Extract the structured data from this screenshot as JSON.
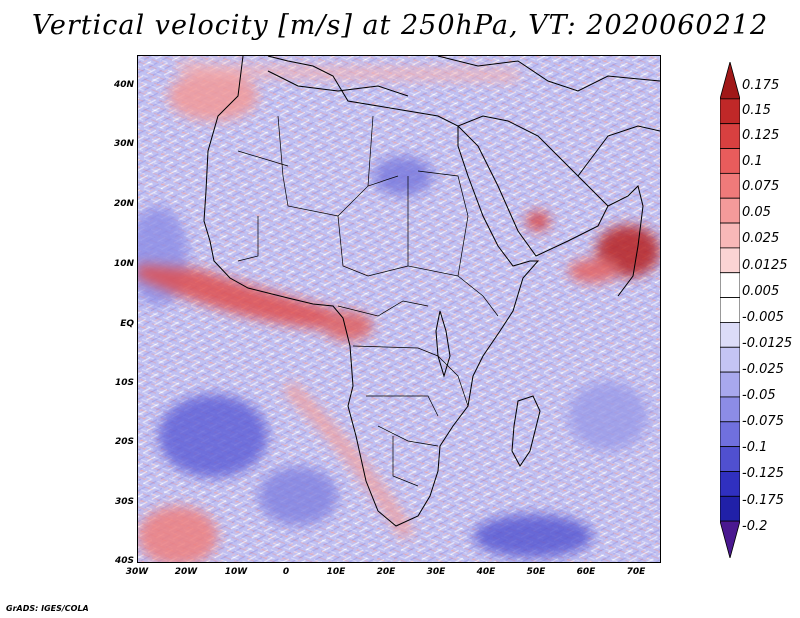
{
  "title": "Vertical velocity [m/s] at 250hPa, VT: 2020060212",
  "credit": "GrADS: IGES/COLA",
  "map": {
    "lon_range": [
      -30,
      75
    ],
    "lat_range": [
      -40,
      45
    ],
    "lat_ticks": [
      "40N",
      "30N",
      "20N",
      "10N",
      "EQ",
      "10S",
      "20S",
      "30S",
      "40S"
    ],
    "lon_ticks": [
      "30W",
      "20W",
      "10W",
      "0",
      "10E",
      "20E",
      "30E",
      "40E",
      "50E",
      "60E",
      "70E"
    ]
  },
  "colorbar": {
    "levels": [
      "0.175",
      "0.15",
      "0.125",
      "0.1",
      "0.075",
      "0.05",
      "0.025",
      "0.0125",
      "0.005",
      "-0.005",
      "-0.0125",
      "-0.025",
      "-0.05",
      "-0.075",
      "-0.1",
      "-0.125",
      "-0.175",
      "-0.2"
    ],
    "colors": [
      "#a01818",
      "#c02828",
      "#d84040",
      "#e85c5c",
      "#f07a7a",
      "#f59a9a",
      "#f8b8b8",
      "#fbd4d4",
      "#ffffff",
      "#ffffff",
      "#dcdcf8",
      "#c4c4f4",
      "#a8a8ee",
      "#8c8ce6",
      "#7070de",
      "#5050d0",
      "#3030c0",
      "#2020a8",
      "#4a1890"
    ]
  }
}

• EXERCISE DETAILS: Set down the lines of the records above exactly, apart from the pictures.

• THE RESULT:
Extract the structured data from this screenshot as JSON.
{
  "title": "Vertical velocity [m/s] at 250hPa, VT: 2020060212",
  "credit": "GrADS: IGES/COLA",
  "map": {
    "lon_range": [
      -30,
      75
    ],
    "lat_range": [
      -40,
      45
    ],
    "lat_ticks": [
      "40N",
      "30N",
      "20N",
      "10N",
      "EQ",
      "10S",
      "20S",
      "30S",
      "40S"
    ],
    "lon_ticks": [
      "30W",
      "20W",
      "10W",
      "0",
      "10E",
      "20E",
      "30E",
      "40E",
      "50E",
      "60E",
      "70E"
    ]
  },
  "colorbar": {
    "levels": [
      "0.175",
      "0.15",
      "0.125",
      "0.1",
      "0.075",
      "0.05",
      "0.025",
      "0.0125",
      "0.005",
      "-0.005",
      "-0.0125",
      "-0.025",
      "-0.05",
      "-0.075",
      "-0.1",
      "-0.125",
      "-0.175",
      "-0.2"
    ],
    "colors": [
      "#a01818",
      "#c02828",
      "#d84040",
      "#e85c5c",
      "#f07a7a",
      "#f59a9a",
      "#f8b8b8",
      "#fbd4d4",
      "#ffffff",
      "#ffffff",
      "#dcdcf8",
      "#c4c4f4",
      "#a8a8ee",
      "#8c8ce6",
      "#7070de",
      "#5050d0",
      "#3030c0",
      "#2020a8",
      "#4a1890"
    ]
  }
}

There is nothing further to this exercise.